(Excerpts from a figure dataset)
--------

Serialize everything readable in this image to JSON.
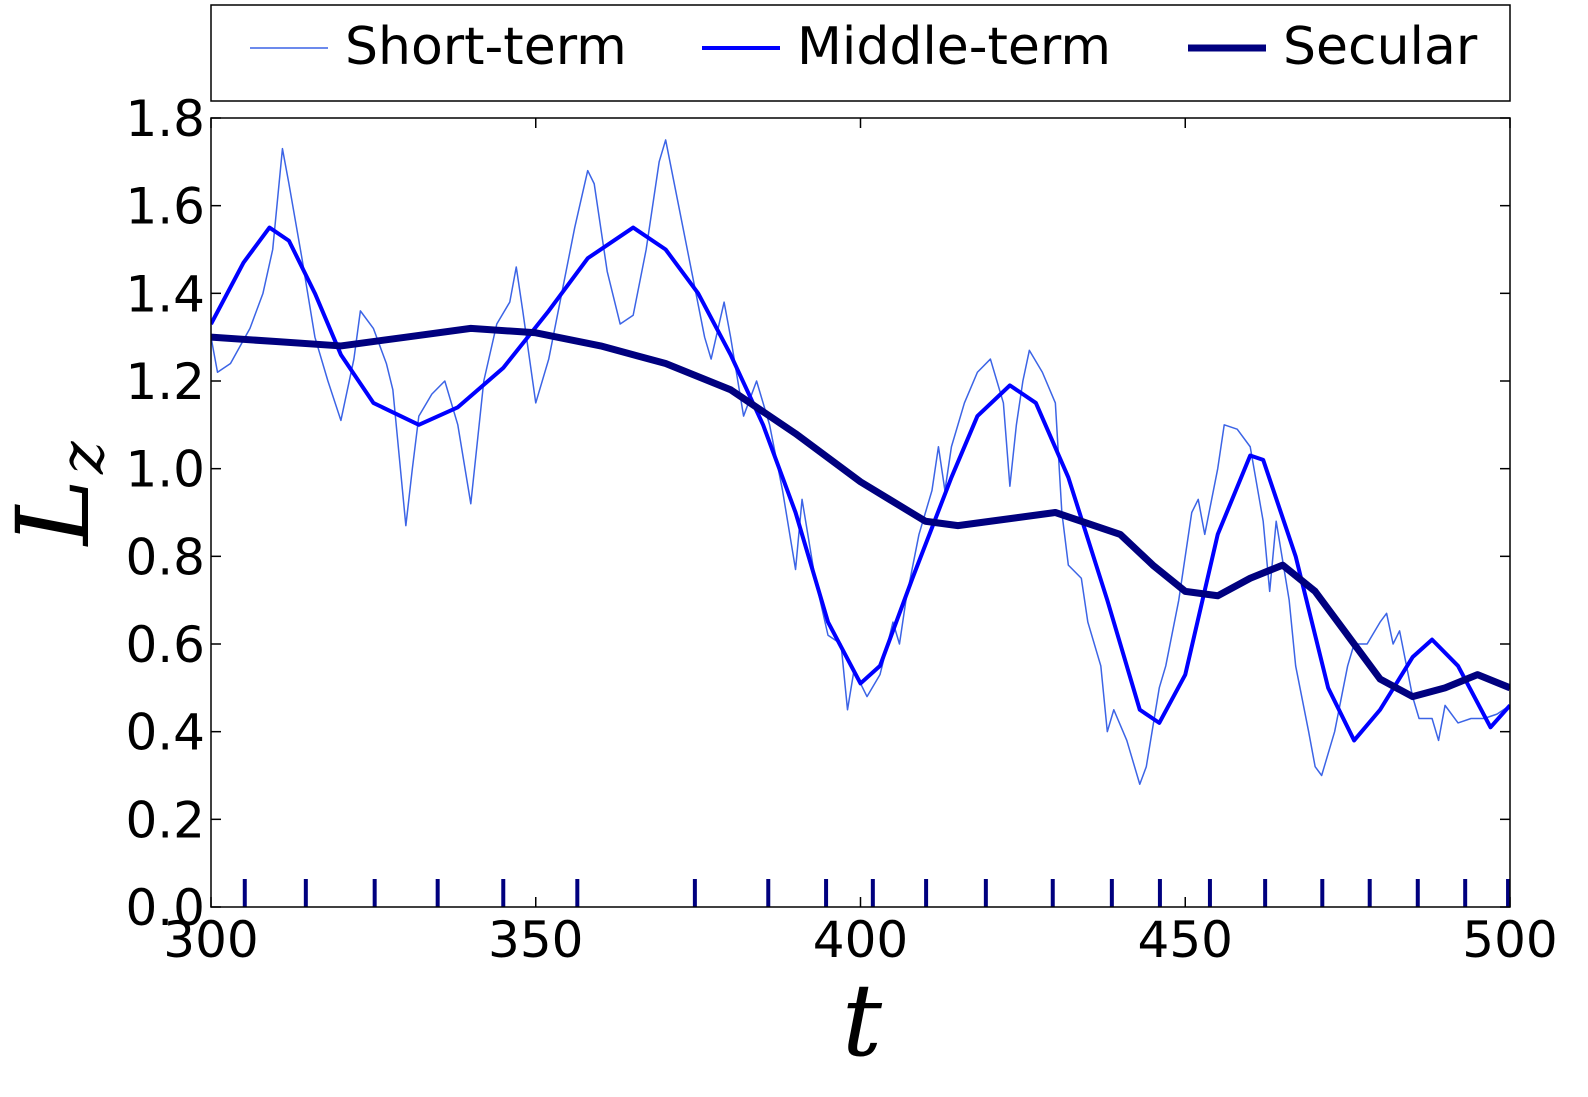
{
  "chart_data": {
    "type": "line",
    "xlabel": "t",
    "ylabel": {
      "main": "L",
      "sub": "z"
    },
    "xlim": [
      300,
      500
    ],
    "ylim": [
      0,
      1.8
    ],
    "xticks": [
      300,
      350,
      400,
      450,
      500
    ],
    "yticks": [
      {
        "value": 0,
        "label": "0.0"
      },
      0.2,
      0.4,
      0.6,
      0.8,
      {
        "value": 1,
        "label": "1.0"
      },
      1.2,
      1.4,
      1.6,
      1.8
    ],
    "legend": "top-outside",
    "series": [
      {
        "name": "Short-term",
        "color": "#3c64e6",
        "width": 1.5,
        "x": [
          300,
          301,
          303,
          306,
          308,
          309.5,
          311,
          312,
          314,
          316,
          318,
          320,
          322,
          323,
          325,
          327,
          328,
          330,
          331,
          332,
          334,
          336,
          338,
          340,
          342,
          344,
          346,
          347,
          348,
          350,
          352,
          354,
          356,
          358,
          359,
          361,
          363,
          365,
          367,
          369,
          370,
          372,
          374,
          376,
          377,
          379,
          380,
          382,
          384,
          386,
          388,
          390,
          391,
          393,
          395,
          397,
          398,
          399,
          401,
          403,
          405,
          406,
          407,
          409,
          411,
          412,
          413,
          414,
          416,
          418,
          420,
          422,
          423,
          424,
          425,
          426,
          428,
          430,
          431,
          432,
          434,
          435,
          437,
          438,
          439,
          441,
          443,
          444,
          446,
          447,
          449,
          451,
          452,
          453,
          455,
          456,
          458,
          460,
          462,
          463,
          464,
          466,
          467,
          469,
          470,
          471,
          473,
          475,
          476,
          478,
          480,
          481,
          482,
          483,
          485,
          486,
          488,
          489,
          490,
          492,
          494,
          496,
          498,
          500
        ],
        "values": [
          1.3,
          1.22,
          1.24,
          1.32,
          1.4,
          1.5,
          1.73,
          1.65,
          1.48,
          1.3,
          1.2,
          1.11,
          1.25,
          1.36,
          1.32,
          1.24,
          1.18,
          0.87,
          1.0,
          1.12,
          1.17,
          1.2,
          1.1,
          0.92,
          1.2,
          1.33,
          1.38,
          1.46,
          1.36,
          1.15,
          1.25,
          1.4,
          1.55,
          1.68,
          1.65,
          1.45,
          1.33,
          1.35,
          1.5,
          1.7,
          1.75,
          1.6,
          1.45,
          1.3,
          1.25,
          1.38,
          1.3,
          1.12,
          1.2,
          1.1,
          0.95,
          0.77,
          0.93,
          0.75,
          0.62,
          0.6,
          0.45,
          0.54,
          0.48,
          0.53,
          0.65,
          0.6,
          0.7,
          0.85,
          0.95,
          1.05,
          0.95,
          1.05,
          1.15,
          1.22,
          1.25,
          1.15,
          0.96,
          1.1,
          1.2,
          1.27,
          1.22,
          1.15,
          0.9,
          0.78,
          0.75,
          0.65,
          0.55,
          0.4,
          0.45,
          0.38,
          0.28,
          0.32,
          0.5,
          0.55,
          0.7,
          0.9,
          0.93,
          0.85,
          1.0,
          1.1,
          1.09,
          1.05,
          0.88,
          0.72,
          0.88,
          0.7,
          0.55,
          0.4,
          0.32,
          0.3,
          0.4,
          0.55,
          0.6,
          0.6,
          0.65,
          0.67,
          0.6,
          0.63,
          0.48,
          0.43,
          0.43,
          0.38,
          0.46,
          0.42,
          0.43,
          0.43,
          0.44,
          0.46
        ]
      },
      {
        "name": "Middle-term",
        "color": "#0000ff",
        "width": 4,
        "x": [
          300,
          305,
          309,
          312,
          316,
          320,
          325,
          332,
          338,
          345,
          352,
          358,
          365,
          370,
          375,
          380,
          385,
          390,
          395,
          400,
          403,
          408,
          414,
          418,
          423,
          427,
          432,
          438,
          443,
          446,
          450,
          455,
          460,
          462,
          467,
          472,
          476,
          480,
          485,
          488,
          492,
          497,
          500
        ],
        "values": [
          1.33,
          1.47,
          1.55,
          1.52,
          1.4,
          1.26,
          1.15,
          1.1,
          1.14,
          1.23,
          1.36,
          1.48,
          1.55,
          1.5,
          1.4,
          1.26,
          1.1,
          0.9,
          0.65,
          0.51,
          0.55,
          0.75,
          0.98,
          1.12,
          1.19,
          1.15,
          0.98,
          0.7,
          0.45,
          0.42,
          0.53,
          0.85,
          1.03,
          1.02,
          0.8,
          0.5,
          0.38,
          0.45,
          0.57,
          0.61,
          0.55,
          0.41,
          0.46
        ]
      },
      {
        "name": "Secular",
        "color": "#00007f",
        "width": 7,
        "x": [
          300,
          310,
          320,
          330,
          340,
          350,
          360,
          370,
          380,
          390,
          400,
          410,
          415,
          420,
          430,
          440,
          445,
          450,
          455,
          460,
          465,
          470,
          475,
          480,
          485,
          490,
          495,
          500
        ],
        "values": [
          1.3,
          1.29,
          1.28,
          1.3,
          1.32,
          1.31,
          1.28,
          1.24,
          1.18,
          1.08,
          0.97,
          0.88,
          0.87,
          0.88,
          0.9,
          0.85,
          0.78,
          0.72,
          0.71,
          0.75,
          0.78,
          0.72,
          0.62,
          0.52,
          0.48,
          0.5,
          0.53,
          0.5
        ]
      }
    ],
    "event_color": "#00007f",
    "event_x": [
      305.2,
      314.6,
      325.2,
      334.9,
      345.0,
      356.4,
      374.5,
      385.8,
      394.7,
      401.9,
      410.1,
      419.3,
      429.6,
      438.7,
      446.1,
      453.8,
      462.3,
      471.1,
      478.4,
      485.8,
      493.1,
      499.7
    ]
  }
}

--------

From the data above, gather every line that includes the word "name".

(Result of the exercise)
        "name": "Short-term",
        "name": "Middle-term",
        "name": "Secular",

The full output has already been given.